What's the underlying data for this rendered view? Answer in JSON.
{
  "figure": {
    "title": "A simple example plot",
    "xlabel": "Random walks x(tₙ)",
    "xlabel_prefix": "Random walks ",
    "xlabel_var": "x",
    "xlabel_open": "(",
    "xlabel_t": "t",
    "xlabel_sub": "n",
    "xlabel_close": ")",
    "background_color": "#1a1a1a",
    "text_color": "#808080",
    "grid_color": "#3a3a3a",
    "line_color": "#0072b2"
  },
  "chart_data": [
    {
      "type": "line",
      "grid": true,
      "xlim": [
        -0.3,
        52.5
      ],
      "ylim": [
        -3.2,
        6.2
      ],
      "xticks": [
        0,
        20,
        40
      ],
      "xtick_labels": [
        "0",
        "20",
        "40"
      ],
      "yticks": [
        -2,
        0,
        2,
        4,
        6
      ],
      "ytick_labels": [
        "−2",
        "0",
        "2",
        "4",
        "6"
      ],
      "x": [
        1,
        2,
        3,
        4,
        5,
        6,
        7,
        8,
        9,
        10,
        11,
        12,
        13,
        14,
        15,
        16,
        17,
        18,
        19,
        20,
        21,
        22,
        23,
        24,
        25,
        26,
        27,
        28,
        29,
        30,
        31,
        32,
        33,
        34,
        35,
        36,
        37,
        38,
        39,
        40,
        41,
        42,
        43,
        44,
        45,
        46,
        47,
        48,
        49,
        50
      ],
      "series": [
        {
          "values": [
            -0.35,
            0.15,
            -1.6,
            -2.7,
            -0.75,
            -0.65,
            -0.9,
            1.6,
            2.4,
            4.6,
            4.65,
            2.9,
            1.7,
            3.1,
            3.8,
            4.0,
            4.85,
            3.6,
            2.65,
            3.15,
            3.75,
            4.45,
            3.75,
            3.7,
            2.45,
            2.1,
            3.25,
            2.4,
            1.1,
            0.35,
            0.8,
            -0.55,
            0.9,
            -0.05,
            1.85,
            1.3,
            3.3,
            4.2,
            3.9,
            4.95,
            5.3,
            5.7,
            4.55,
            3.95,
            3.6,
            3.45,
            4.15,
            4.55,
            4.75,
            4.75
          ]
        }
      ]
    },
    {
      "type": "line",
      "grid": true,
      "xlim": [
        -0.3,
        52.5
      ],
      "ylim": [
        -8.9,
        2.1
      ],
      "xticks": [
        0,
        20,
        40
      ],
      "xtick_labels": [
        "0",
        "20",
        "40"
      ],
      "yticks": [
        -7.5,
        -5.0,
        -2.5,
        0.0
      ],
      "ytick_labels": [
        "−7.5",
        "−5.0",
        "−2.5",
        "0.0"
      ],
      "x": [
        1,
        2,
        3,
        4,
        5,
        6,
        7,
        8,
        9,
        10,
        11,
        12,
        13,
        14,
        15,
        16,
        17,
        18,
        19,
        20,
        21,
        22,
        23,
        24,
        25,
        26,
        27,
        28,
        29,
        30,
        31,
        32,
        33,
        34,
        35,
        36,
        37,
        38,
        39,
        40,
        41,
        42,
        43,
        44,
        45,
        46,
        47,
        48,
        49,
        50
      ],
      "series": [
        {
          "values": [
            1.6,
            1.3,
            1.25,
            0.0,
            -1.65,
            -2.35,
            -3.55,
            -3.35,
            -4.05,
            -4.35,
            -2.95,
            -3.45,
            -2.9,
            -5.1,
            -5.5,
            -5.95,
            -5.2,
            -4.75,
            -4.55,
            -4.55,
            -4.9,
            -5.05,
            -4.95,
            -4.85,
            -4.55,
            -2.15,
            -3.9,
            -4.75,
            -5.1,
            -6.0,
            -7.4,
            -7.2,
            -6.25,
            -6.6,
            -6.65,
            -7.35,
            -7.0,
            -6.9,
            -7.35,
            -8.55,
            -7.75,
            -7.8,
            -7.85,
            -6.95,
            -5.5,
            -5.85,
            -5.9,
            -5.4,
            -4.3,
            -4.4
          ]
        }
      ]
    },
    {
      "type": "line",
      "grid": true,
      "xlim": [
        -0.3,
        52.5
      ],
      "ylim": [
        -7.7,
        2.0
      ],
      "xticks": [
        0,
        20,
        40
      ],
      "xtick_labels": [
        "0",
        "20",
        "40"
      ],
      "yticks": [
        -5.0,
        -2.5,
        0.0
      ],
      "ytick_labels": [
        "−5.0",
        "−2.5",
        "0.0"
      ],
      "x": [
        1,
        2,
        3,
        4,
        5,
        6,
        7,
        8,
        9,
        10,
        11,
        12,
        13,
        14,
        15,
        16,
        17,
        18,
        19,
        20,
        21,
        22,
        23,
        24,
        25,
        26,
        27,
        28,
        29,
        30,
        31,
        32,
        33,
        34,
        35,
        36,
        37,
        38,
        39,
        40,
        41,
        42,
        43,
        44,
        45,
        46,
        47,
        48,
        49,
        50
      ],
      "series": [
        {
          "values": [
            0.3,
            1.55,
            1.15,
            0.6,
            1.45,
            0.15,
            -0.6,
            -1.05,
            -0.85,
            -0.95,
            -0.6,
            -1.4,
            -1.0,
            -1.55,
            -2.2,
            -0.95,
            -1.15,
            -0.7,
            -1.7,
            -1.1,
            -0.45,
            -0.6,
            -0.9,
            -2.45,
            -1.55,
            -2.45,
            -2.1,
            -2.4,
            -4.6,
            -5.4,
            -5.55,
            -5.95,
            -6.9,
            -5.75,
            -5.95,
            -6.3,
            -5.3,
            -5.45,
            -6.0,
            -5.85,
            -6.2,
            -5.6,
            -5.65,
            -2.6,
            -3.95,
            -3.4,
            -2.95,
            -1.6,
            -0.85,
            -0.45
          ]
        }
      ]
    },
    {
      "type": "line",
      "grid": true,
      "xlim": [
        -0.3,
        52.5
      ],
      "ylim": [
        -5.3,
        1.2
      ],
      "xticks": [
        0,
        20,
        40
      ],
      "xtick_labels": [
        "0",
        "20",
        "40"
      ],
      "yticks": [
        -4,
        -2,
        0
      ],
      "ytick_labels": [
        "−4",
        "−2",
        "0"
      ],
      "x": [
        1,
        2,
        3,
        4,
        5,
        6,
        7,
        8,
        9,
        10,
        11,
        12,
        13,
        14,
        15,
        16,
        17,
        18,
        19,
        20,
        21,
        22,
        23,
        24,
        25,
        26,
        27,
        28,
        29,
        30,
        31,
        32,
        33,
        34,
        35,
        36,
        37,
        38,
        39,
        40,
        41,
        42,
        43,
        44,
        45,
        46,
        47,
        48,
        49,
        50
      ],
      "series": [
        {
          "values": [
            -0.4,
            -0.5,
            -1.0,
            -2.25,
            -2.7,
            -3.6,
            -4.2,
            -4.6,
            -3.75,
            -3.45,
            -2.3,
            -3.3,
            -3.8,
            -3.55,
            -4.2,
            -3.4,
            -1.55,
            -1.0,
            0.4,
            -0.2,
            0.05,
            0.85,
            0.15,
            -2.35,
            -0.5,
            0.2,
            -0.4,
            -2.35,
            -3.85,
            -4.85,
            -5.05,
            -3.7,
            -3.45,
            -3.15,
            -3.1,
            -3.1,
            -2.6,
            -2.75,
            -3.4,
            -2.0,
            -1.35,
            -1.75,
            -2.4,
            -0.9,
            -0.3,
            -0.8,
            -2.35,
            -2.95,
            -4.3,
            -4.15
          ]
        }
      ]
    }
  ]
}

> _TASK STATEMENT_
Identify the lines above that contain the word "Random", then copy them.

> _EXERCISE SOLUTION_
    "xlabel": "Random walks x(tₙ)",
    "xlabel_prefix": "Random walks ",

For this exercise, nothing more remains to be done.